═══ Information provided

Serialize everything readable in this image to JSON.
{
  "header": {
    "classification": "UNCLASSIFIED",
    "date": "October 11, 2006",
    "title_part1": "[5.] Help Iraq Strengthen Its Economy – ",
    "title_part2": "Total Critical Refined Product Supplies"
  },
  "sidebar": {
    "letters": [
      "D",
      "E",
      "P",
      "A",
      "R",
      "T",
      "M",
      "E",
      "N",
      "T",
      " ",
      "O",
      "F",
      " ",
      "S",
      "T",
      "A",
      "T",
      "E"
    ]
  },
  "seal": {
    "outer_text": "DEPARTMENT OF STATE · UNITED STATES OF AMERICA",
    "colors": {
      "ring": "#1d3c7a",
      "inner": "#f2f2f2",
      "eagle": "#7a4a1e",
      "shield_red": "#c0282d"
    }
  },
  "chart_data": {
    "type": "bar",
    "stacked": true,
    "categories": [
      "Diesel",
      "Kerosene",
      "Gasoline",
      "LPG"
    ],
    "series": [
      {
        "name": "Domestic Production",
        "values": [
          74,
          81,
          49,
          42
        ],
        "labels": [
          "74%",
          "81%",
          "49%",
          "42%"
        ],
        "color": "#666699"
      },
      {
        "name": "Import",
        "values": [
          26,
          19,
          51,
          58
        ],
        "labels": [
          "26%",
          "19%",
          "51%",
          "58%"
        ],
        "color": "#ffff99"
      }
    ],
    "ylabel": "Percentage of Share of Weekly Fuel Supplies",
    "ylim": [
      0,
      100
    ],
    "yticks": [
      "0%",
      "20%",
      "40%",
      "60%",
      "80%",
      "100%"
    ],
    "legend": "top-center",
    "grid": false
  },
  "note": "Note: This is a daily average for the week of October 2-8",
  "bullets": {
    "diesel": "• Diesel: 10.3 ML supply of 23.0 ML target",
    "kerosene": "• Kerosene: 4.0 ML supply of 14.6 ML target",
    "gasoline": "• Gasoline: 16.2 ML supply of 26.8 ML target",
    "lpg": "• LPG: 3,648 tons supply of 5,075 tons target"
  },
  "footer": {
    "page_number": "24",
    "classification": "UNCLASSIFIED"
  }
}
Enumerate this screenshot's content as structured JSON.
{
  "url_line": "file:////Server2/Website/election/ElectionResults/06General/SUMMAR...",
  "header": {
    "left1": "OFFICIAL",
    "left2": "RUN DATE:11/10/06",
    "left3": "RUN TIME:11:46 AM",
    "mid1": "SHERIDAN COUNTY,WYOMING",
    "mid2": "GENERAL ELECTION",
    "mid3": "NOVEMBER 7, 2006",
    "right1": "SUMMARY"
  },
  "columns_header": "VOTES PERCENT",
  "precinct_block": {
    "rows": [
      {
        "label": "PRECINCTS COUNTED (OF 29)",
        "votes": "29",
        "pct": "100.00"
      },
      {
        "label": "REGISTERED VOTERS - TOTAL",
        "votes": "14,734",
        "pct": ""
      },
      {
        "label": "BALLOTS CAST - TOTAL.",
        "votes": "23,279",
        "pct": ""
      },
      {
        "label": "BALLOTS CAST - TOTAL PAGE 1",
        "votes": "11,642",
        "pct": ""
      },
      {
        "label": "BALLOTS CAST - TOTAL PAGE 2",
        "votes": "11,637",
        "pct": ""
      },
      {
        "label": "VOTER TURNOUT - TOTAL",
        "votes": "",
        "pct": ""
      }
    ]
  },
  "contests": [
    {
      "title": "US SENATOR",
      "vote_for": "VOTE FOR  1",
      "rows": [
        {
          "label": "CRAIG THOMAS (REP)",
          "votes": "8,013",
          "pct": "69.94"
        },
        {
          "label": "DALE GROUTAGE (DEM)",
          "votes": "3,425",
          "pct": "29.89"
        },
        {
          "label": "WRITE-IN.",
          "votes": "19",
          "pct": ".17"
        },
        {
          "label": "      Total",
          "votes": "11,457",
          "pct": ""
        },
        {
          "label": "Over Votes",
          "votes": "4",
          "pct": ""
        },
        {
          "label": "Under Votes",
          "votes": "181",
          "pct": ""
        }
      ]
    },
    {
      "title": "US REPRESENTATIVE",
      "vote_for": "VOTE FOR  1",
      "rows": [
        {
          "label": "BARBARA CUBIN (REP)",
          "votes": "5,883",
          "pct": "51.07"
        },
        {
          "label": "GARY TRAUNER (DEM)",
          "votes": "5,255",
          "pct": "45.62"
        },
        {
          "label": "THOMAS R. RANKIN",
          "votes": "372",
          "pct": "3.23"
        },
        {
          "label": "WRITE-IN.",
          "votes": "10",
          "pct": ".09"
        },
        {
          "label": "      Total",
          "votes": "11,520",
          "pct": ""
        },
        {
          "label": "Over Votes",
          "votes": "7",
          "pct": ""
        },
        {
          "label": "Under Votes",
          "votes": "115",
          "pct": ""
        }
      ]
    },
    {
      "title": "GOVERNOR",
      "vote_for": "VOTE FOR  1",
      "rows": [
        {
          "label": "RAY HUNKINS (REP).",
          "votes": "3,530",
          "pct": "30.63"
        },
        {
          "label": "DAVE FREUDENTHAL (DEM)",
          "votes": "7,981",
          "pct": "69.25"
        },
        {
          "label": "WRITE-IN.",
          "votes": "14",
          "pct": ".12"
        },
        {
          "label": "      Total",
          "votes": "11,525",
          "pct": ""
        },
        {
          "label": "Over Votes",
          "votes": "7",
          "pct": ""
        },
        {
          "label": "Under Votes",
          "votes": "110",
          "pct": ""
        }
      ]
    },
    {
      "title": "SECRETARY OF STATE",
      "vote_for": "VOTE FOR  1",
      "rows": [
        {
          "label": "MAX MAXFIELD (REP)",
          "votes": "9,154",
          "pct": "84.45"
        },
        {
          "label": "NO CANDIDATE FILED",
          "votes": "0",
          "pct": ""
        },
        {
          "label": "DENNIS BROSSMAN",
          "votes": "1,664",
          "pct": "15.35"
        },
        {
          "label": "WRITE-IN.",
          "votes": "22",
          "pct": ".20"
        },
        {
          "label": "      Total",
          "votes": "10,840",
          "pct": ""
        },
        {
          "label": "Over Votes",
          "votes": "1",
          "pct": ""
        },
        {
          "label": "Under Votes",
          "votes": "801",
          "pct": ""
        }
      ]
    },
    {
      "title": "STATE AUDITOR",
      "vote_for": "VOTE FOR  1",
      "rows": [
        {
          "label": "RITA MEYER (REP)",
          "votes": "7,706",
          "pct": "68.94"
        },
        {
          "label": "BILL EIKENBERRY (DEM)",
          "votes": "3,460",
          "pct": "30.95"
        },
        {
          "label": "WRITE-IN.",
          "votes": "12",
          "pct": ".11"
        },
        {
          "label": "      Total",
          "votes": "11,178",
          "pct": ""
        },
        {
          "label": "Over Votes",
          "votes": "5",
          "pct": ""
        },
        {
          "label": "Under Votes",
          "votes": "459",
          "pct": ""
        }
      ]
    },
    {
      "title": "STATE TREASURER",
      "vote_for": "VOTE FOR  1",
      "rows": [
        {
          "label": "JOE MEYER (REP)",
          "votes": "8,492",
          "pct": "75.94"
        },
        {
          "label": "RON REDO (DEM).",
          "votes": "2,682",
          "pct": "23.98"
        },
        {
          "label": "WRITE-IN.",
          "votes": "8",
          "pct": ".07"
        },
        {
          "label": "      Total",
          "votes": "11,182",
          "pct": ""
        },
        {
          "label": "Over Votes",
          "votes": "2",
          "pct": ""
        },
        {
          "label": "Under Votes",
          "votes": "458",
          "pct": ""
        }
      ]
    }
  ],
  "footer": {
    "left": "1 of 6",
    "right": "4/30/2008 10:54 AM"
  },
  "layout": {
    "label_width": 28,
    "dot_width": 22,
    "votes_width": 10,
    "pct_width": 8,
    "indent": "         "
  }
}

══════

▶ **What is being asked**: From the data, list each line in which the string "MEYER" appears.

▶ **Exercise result**:
          "label": "RITA MEYER (REP)",
          "label": "JOE MEYER (REP)",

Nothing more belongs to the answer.